Extracted records
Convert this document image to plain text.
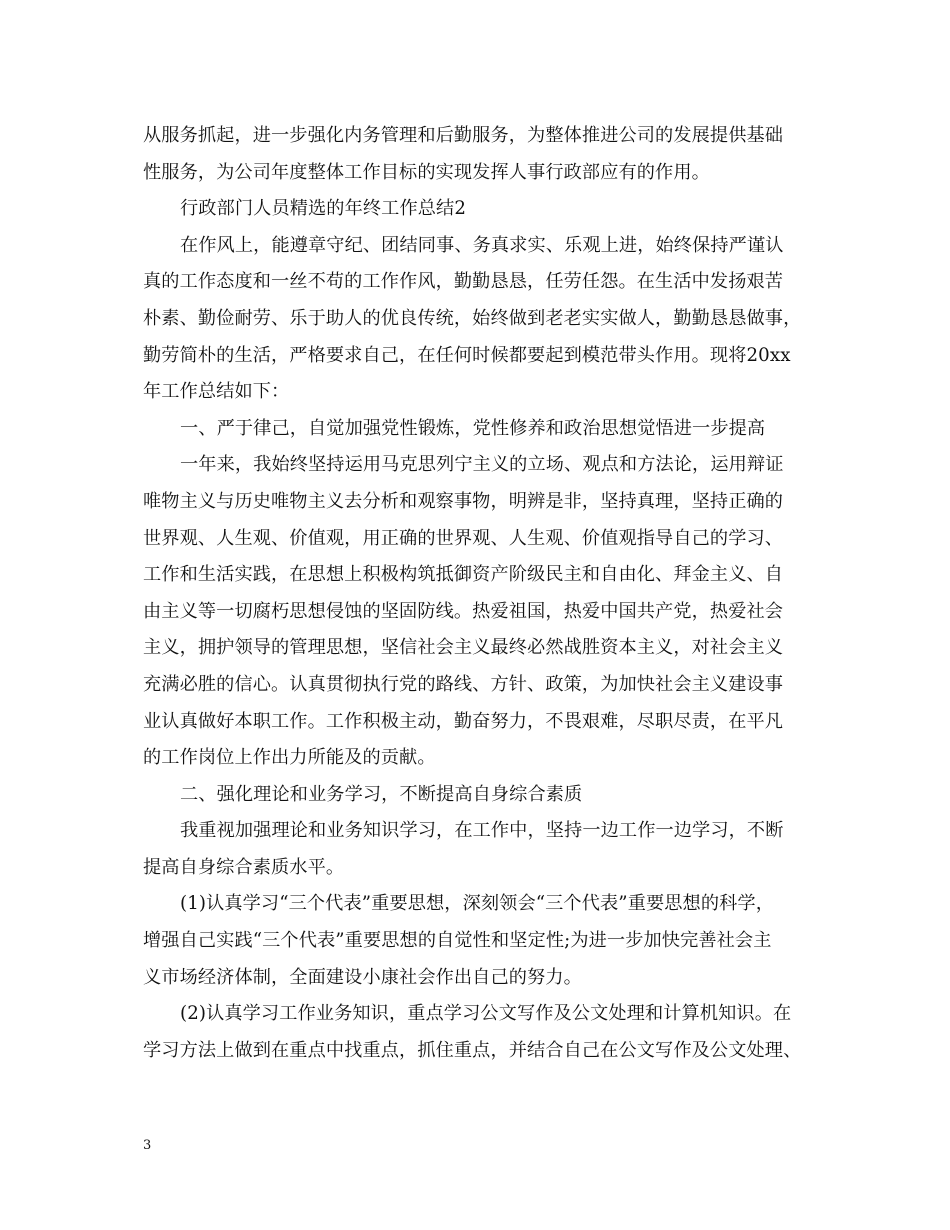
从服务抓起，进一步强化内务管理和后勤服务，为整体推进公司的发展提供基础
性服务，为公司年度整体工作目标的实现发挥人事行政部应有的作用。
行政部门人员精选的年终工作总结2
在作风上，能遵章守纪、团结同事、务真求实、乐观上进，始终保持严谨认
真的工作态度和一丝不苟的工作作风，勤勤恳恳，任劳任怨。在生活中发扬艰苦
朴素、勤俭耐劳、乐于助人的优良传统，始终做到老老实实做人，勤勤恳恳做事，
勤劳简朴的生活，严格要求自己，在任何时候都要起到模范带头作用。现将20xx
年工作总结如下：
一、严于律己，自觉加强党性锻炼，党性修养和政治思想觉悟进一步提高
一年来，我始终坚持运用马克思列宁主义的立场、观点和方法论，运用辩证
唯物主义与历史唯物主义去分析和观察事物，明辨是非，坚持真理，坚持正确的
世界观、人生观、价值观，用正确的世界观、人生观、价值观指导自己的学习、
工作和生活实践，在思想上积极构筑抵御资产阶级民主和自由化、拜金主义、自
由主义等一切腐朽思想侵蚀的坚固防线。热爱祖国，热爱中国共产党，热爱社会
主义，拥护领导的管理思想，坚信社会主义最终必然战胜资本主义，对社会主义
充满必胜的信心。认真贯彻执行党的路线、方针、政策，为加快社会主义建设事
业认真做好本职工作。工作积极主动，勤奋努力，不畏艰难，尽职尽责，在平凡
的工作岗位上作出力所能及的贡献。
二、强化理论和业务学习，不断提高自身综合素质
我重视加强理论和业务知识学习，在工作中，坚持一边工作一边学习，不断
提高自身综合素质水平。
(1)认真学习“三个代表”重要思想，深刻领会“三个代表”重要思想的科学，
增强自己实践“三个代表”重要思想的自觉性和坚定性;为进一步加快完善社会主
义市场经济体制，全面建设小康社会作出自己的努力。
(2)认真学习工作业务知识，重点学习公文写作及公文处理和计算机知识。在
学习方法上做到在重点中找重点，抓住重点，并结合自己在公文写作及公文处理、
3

### EXERCISE GOAL
How many lines of these entries hold the string "三个代表"? Answer with the number alone.

### RESPONSE
2